Check each line of the material below for the string "text", then report how many lines have it, and nothing else.

— Start of Exercise input —

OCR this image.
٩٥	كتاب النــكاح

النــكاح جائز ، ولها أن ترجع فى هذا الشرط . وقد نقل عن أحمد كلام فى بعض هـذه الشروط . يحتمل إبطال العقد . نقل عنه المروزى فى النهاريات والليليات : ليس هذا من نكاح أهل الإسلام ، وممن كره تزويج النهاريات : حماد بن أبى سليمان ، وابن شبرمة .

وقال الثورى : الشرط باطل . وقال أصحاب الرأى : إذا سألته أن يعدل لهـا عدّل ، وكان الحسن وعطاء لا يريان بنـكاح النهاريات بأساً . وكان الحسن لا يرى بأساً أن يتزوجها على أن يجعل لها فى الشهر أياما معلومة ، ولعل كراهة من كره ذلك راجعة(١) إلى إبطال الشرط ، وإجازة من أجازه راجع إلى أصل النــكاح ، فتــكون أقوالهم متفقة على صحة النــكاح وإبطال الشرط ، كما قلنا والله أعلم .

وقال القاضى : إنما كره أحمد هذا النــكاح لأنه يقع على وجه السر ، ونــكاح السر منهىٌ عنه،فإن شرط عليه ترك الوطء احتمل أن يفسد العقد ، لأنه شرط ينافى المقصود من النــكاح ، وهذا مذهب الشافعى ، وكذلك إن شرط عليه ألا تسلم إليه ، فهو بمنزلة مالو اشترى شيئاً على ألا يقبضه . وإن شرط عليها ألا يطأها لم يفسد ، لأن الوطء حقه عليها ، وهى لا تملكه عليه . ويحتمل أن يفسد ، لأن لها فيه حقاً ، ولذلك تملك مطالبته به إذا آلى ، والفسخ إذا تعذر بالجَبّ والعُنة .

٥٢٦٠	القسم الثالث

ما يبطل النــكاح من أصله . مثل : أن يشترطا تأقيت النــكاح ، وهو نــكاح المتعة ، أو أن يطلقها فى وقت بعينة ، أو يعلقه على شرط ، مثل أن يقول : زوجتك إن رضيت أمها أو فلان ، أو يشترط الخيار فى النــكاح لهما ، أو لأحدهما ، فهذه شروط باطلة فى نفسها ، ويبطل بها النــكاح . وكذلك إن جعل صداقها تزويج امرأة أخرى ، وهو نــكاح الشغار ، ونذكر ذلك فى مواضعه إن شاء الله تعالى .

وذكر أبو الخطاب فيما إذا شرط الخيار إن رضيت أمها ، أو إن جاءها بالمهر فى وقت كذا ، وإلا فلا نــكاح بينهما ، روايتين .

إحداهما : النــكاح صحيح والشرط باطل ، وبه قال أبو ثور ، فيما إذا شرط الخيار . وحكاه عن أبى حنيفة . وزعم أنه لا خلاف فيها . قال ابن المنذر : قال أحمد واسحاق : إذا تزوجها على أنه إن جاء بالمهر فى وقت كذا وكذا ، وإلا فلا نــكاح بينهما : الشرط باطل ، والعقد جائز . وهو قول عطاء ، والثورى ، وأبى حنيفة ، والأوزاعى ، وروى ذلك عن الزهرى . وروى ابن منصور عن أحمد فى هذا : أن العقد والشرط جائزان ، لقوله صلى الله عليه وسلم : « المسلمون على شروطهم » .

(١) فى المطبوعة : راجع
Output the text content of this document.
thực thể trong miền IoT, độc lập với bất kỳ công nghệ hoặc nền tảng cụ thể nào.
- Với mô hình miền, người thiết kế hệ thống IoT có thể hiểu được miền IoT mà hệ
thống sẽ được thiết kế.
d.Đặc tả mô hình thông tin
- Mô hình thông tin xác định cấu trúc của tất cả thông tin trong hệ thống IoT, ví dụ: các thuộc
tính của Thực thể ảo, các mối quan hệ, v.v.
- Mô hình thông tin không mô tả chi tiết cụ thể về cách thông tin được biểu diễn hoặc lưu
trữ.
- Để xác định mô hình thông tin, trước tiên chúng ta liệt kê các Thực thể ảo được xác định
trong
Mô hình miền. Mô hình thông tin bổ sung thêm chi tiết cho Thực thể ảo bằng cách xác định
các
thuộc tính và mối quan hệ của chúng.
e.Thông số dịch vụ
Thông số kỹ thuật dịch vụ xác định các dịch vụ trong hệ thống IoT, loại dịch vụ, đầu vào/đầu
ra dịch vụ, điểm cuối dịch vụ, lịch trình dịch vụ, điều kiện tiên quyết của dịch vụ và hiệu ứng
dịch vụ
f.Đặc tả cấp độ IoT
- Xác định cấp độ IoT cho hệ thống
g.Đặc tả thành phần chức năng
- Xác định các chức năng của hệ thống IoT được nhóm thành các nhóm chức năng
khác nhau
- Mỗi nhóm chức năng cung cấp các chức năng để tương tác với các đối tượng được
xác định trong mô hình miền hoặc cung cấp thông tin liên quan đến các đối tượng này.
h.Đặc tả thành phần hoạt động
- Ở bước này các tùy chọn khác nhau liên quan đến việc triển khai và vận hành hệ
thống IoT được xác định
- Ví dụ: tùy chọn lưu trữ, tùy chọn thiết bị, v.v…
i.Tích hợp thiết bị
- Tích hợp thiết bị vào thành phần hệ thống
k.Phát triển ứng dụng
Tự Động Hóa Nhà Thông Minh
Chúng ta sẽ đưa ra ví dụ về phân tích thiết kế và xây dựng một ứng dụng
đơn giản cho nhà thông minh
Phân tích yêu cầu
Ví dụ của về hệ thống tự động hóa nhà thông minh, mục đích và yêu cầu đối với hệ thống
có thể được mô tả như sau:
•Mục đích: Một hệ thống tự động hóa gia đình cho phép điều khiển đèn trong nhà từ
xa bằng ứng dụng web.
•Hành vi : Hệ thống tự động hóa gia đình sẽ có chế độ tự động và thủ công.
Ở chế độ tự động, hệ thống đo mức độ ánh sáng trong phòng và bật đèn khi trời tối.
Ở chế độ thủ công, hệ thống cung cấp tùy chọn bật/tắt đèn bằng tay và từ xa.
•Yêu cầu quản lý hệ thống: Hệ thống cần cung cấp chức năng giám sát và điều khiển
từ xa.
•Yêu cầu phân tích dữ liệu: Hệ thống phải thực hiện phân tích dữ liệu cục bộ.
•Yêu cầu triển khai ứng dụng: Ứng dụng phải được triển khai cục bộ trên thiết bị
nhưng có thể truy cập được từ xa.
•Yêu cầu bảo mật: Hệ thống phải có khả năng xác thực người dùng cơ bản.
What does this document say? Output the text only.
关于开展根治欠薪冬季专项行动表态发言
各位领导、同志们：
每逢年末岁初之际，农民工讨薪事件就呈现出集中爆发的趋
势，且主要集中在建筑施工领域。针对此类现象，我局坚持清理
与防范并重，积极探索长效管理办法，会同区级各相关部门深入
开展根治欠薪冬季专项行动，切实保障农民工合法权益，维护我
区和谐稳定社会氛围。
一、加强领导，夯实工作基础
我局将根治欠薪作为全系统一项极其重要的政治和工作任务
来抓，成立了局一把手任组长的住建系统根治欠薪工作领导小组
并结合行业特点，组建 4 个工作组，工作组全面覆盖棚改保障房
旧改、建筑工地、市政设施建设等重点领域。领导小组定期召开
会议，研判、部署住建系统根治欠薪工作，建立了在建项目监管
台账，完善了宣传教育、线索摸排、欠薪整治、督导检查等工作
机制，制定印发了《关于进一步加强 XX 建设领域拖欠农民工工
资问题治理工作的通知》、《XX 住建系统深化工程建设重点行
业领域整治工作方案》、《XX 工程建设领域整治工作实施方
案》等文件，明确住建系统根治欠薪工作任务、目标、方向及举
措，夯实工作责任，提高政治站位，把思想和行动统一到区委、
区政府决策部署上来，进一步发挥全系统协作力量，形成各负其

— End of Exercise input —

* _Result_
2